+++ Data excerpts +++

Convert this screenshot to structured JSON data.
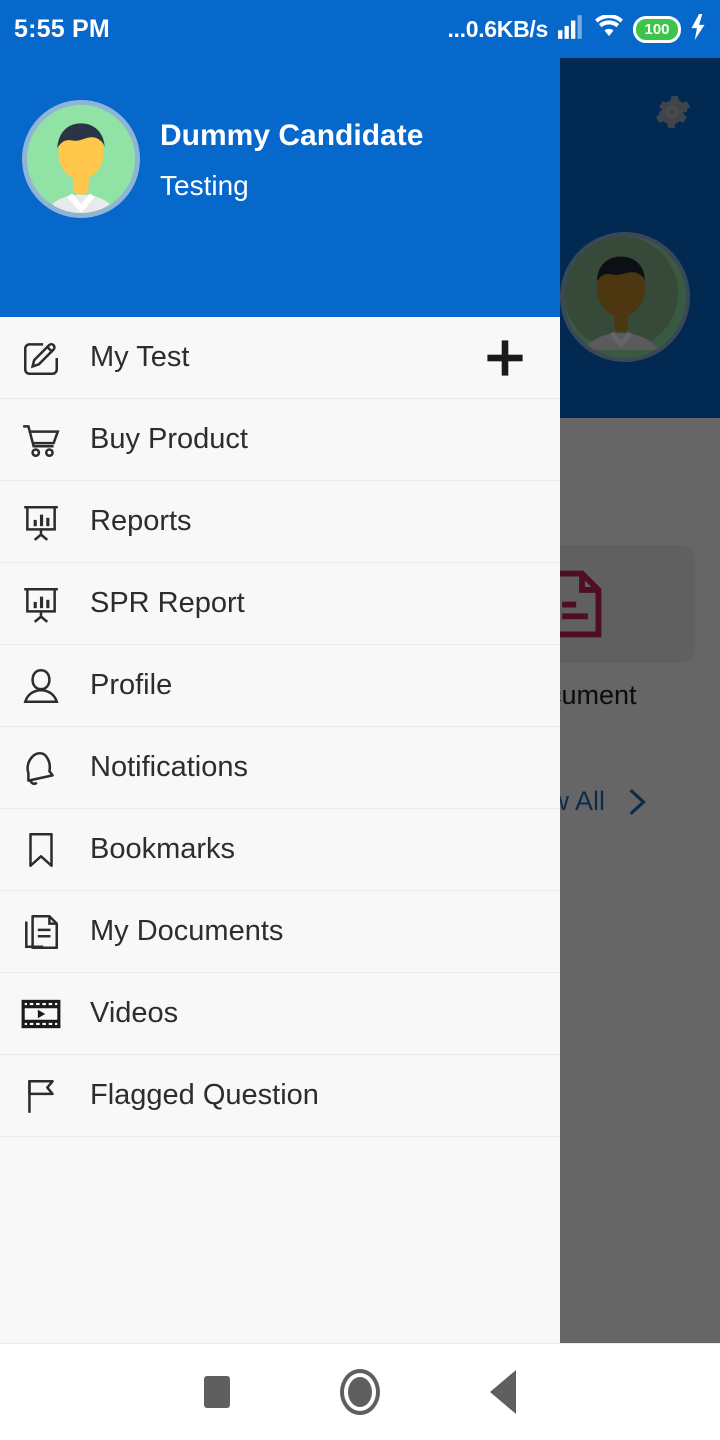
{
  "status_bar": {
    "time": "5:55 PM",
    "network_speed": "...0.6KB/s",
    "battery_level": "100",
    "icons": [
      "signal-bars-icon",
      "wifi-icon",
      "battery-icon",
      "charging-bolt-icon"
    ]
  },
  "drawer": {
    "user_name": "Dummy Candidate",
    "user_role": "Testing",
    "avatar_name": "user-avatar",
    "add_button_label": "+",
    "items": [
      {
        "label": "My Test",
        "icon": "edit-square-icon",
        "has_add_button": true
      },
      {
        "label": "Buy Product",
        "icon": "shopping-cart-icon",
        "has_add_button": false
      },
      {
        "label": "Reports",
        "icon": "presentation-chart-icon",
        "has_add_button": false
      },
      {
        "label": "SPR Report",
        "icon": "presentation-chart-icon",
        "has_add_button": false
      },
      {
        "label": "Profile",
        "icon": "person-icon",
        "has_add_button": false
      },
      {
        "label": "Notifications",
        "icon": "bell-icon",
        "has_add_button": false
      },
      {
        "label": "Bookmarks",
        "icon": "bookmark-icon",
        "has_add_button": false
      },
      {
        "label": "My Documents",
        "icon": "documents-stack-icon",
        "has_add_button": false
      },
      {
        "label": "Videos",
        "icon": "film-strip-icon",
        "has_add_button": false
      },
      {
        "label": "Flagged Question",
        "icon": "flag-icon",
        "has_add_button": false
      }
    ]
  },
  "background_app": {
    "gear_icon": "gear-icon",
    "avatar_name": "user-avatar",
    "document_card": {
      "icon": "document-icon",
      "label": "Document"
    },
    "view_all": {
      "label": "View All",
      "icon": "chevron-right-icon"
    }
  },
  "nav_bar": {
    "recents_label": "recents-square",
    "home_label": "home-circle",
    "back_label": "back-triangle"
  },
  "colors": {
    "primary_blue": "#0768cb",
    "drawer_bg": "#f8f8f8",
    "document_red": "#c2275a",
    "link_blue": "#1f6fb8",
    "battery_green": "#3dc44a"
  }
}
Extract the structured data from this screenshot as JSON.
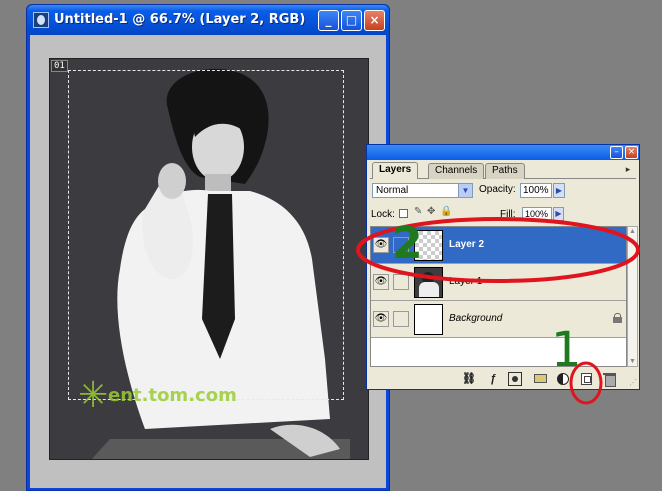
{
  "document_window": {
    "title": "Untitled-1 @ 66.7% (Layer 2, RGB)",
    "buttons": {
      "minimize": "_",
      "maximize": "□",
      "close": "×"
    },
    "canvas_tag": "01",
    "watermark": "ent.tom.com"
  },
  "layers_panel": {
    "tabs": [
      {
        "label": "Layers",
        "active": true
      },
      {
        "label": "Channels",
        "active": false
      },
      {
        "label": "Paths",
        "active": false
      }
    ],
    "blend_mode": "Normal",
    "opacity_label": "Opacity:",
    "opacity_value": "100%",
    "lock_label": "Lock:",
    "fill_label": "Fill:",
    "fill_value": "100%",
    "layers": [
      {
        "name": "Layer 2",
        "selected": true,
        "visible": true,
        "thumb": "transparent"
      },
      {
        "name": "Layer 1",
        "selected": false,
        "visible": true,
        "thumb": "photo"
      },
      {
        "name": "Background",
        "selected": false,
        "visible": true,
        "thumb": "white",
        "locked": true
      }
    ],
    "bottom_buttons": [
      "link-layers",
      "layer-style",
      "add-mask",
      "new-group",
      "adjustment-layer",
      "new-layer",
      "delete-layer"
    ]
  },
  "annotations": {
    "marker_1": "1",
    "marker_2": "2",
    "color": "#e0141e",
    "marker_color": "#1f7a1f"
  },
  "colors": {
    "titlebar": "#0a5ce6",
    "selection": "#316ac5",
    "panel_bg": "#ece9d8",
    "workspace": "#808080"
  }
}
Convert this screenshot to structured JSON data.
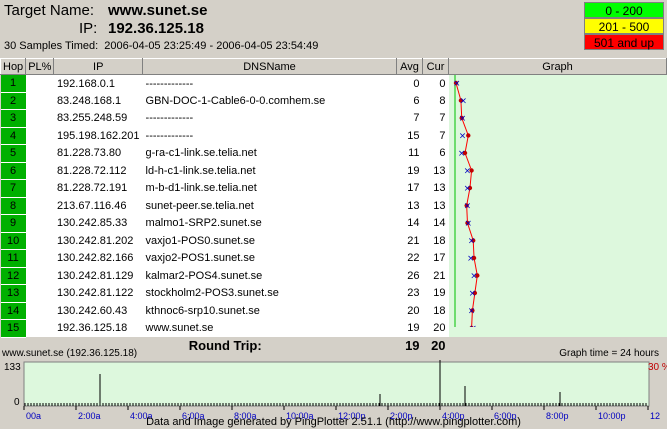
{
  "header": {
    "target_label": "Target Name:",
    "target_value": "www.sunet.se",
    "ip_label": "IP:",
    "ip_value": "192.36.125.18",
    "samples_text": "30 Samples Timed:",
    "samples_range": "2006-04-05 23:25:49 - 2006-04-05 23:54:49"
  },
  "legend": [
    {
      "label": "0 - 200",
      "color": "#00ff00"
    },
    {
      "label": "201 - 500",
      "color": "#ffff00"
    },
    {
      "label": "501 and up",
      "color": "#ff0000"
    }
  ],
  "columns": {
    "hop": "Hop",
    "pl": "PL%",
    "ip": "IP",
    "dns": "DNSName",
    "avg": "Avg",
    "cur": "Cur",
    "graph": "Graph"
  },
  "graph_scale": {
    "min": "0",
    "max": "230"
  },
  "hops": [
    {
      "hop": "1",
      "ip": "192.168.0.1",
      "dns": "-------------",
      "avg": "0",
      "cur": "0"
    },
    {
      "hop": "2",
      "ip": "83.248.168.1",
      "dns": "GBN-DOC-1-Cable6-0-0.comhem.se",
      "avg": "6",
      "cur": "8"
    },
    {
      "hop": "3",
      "ip": "83.255.248.59",
      "dns": "-------------",
      "avg": "7",
      "cur": "7"
    },
    {
      "hop": "4",
      "ip": "195.198.162.201",
      "dns": "-------------",
      "avg": "15",
      "cur": "7"
    },
    {
      "hop": "5",
      "ip": "81.228.73.80",
      "dns": "g-ra-c1-link.se.telia.net",
      "avg": "11",
      "cur": "6"
    },
    {
      "hop": "6",
      "ip": "81.228.72.112",
      "dns": "ld-h-c1-link.se.telia.net",
      "avg": "19",
      "cur": "13"
    },
    {
      "hop": "7",
      "ip": "81.228.72.191",
      "dns": "m-b-d1-link.se.telia.net",
      "avg": "17",
      "cur": "13"
    },
    {
      "hop": "8",
      "ip": "213.67.116.46",
      "dns": "sunet-peer.se.telia.net",
      "avg": "13",
      "cur": "13"
    },
    {
      "hop": "9",
      "ip": "130.242.85.33",
      "dns": "malmo1-SRP2.sunet.se",
      "avg": "14",
      "cur": "14"
    },
    {
      "hop": "10",
      "ip": "130.242.81.202",
      "dns": "vaxjo1-POS0.sunet.se",
      "avg": "21",
      "cur": "18"
    },
    {
      "hop": "11",
      "ip": "130.242.82.166",
      "dns": "vaxjo2-POS1.sunet.se",
      "avg": "22",
      "cur": "17"
    },
    {
      "hop": "12",
      "ip": "130.242.81.129",
      "dns": "kalmar2-POS4.sunet.se",
      "avg": "26",
      "cur": "21"
    },
    {
      "hop": "13",
      "ip": "130.242.81.122",
      "dns": "stockholm2-POS3.sunet.se",
      "avg": "23",
      "cur": "19"
    },
    {
      "hop": "14",
      "ip": "130.242.60.43",
      "dns": "kthnoc6-srp10.sunet.se",
      "avg": "20",
      "cur": "18"
    },
    {
      "hop": "15",
      "ip": "192.36.125.18",
      "dns": "www.sunet.se",
      "avg": "19",
      "cur": "20"
    }
  ],
  "round_trip": {
    "label": "Round Trip:",
    "avg": "19",
    "cur": "20"
  },
  "bottom_chart": {
    "title": "www.sunet.se (192.36.125.18)",
    "graph_time": "Graph time = 24 hours",
    "ymax": "133",
    "ymin": "0",
    "loss_label": "30 %",
    "x_ticks": [
      "00a",
      "2:00a",
      "4:00a",
      "6:00a",
      "8:00a",
      "10:00a",
      "12:00p",
      "2:00p",
      "4:00p",
      "6:00p",
      "8:00p",
      "10:00p",
      "12"
    ]
  },
  "footer": "Data and Image generated by PingPlotter 2.51.1 (http://www.pingplotter.com)"
}
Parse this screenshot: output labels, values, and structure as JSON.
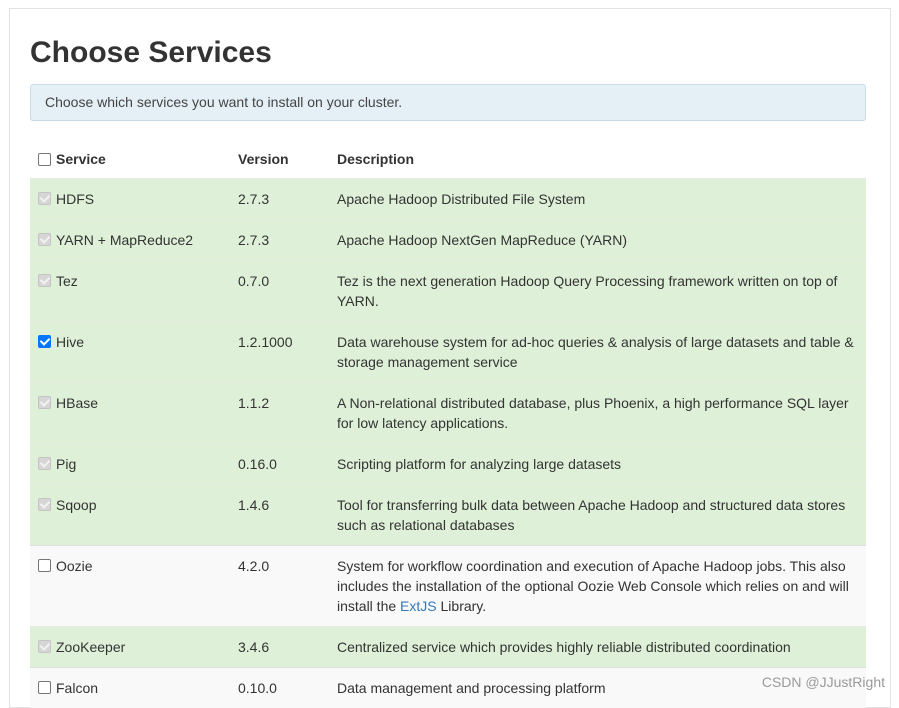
{
  "page": {
    "title": "Choose Services",
    "info": "Choose which services you want to install on your cluster."
  },
  "table": {
    "headers": {
      "service": "Service",
      "version": "Version",
      "description": "Description"
    },
    "rows": [
      {
        "service": "HDFS",
        "version": "2.7.3",
        "description": "Apache Hadoop Distributed File System",
        "checked": true,
        "disabled": true
      },
      {
        "service": "YARN + MapReduce2",
        "version": "2.7.3",
        "description": "Apache Hadoop NextGen MapReduce (YARN)",
        "checked": true,
        "disabled": true
      },
      {
        "service": "Tez",
        "version": "0.7.0",
        "description": "Tez is the next generation Hadoop Query Processing framework written on top of YARN.",
        "checked": true,
        "disabled": true
      },
      {
        "service": "Hive",
        "version": "1.2.1000",
        "description": "Data warehouse system for ad-hoc queries & analysis of large datasets and table & storage management service",
        "checked": true,
        "disabled": false
      },
      {
        "service": "HBase",
        "version": "1.1.2",
        "description": "A Non-relational distributed database, plus Phoenix, a high performance SQL layer for low latency applications.",
        "checked": true,
        "disabled": true
      },
      {
        "service": "Pig",
        "version": "0.16.0",
        "description": "Scripting platform for analyzing large datasets",
        "checked": true,
        "disabled": true
      },
      {
        "service": "Sqoop",
        "version": "1.4.6",
        "description": "Tool for transferring bulk data between Apache Hadoop and structured data stores such as relational databases",
        "checked": true,
        "disabled": true
      },
      {
        "service": "Oozie",
        "version": "4.2.0",
        "description_pre": "System for workflow coordination and execution of Apache Hadoop jobs. This also includes the installation of the optional Oozie Web Console which relies on and will install the ",
        "description_link": "ExtJS",
        "description_post": " Library.",
        "checked": false,
        "disabled": false
      },
      {
        "service": "ZooKeeper",
        "version": "3.4.6",
        "description": "Centralized service which provides highly reliable distributed coordination",
        "checked": true,
        "disabled": true
      },
      {
        "service": "Falcon",
        "version": "0.10.0",
        "description": "Data management and processing platform",
        "checked": false,
        "disabled": false
      }
    ]
  },
  "watermark": "CSDN @JJustRight",
  "colors": {
    "selected_row": "#dff0d8",
    "link": "#337ab7",
    "checkbox_checked": "#0075ff"
  }
}
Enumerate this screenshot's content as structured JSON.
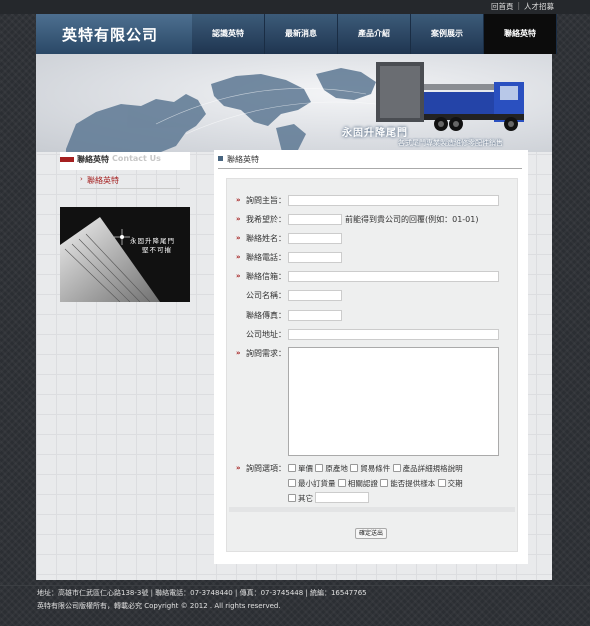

+++

* [Given request]
Identify and copy lines that hold the string "watermark".

* [Full response]
    "watermark": "ent.tom.com"
  "watermark": "CSDN @JJustRight",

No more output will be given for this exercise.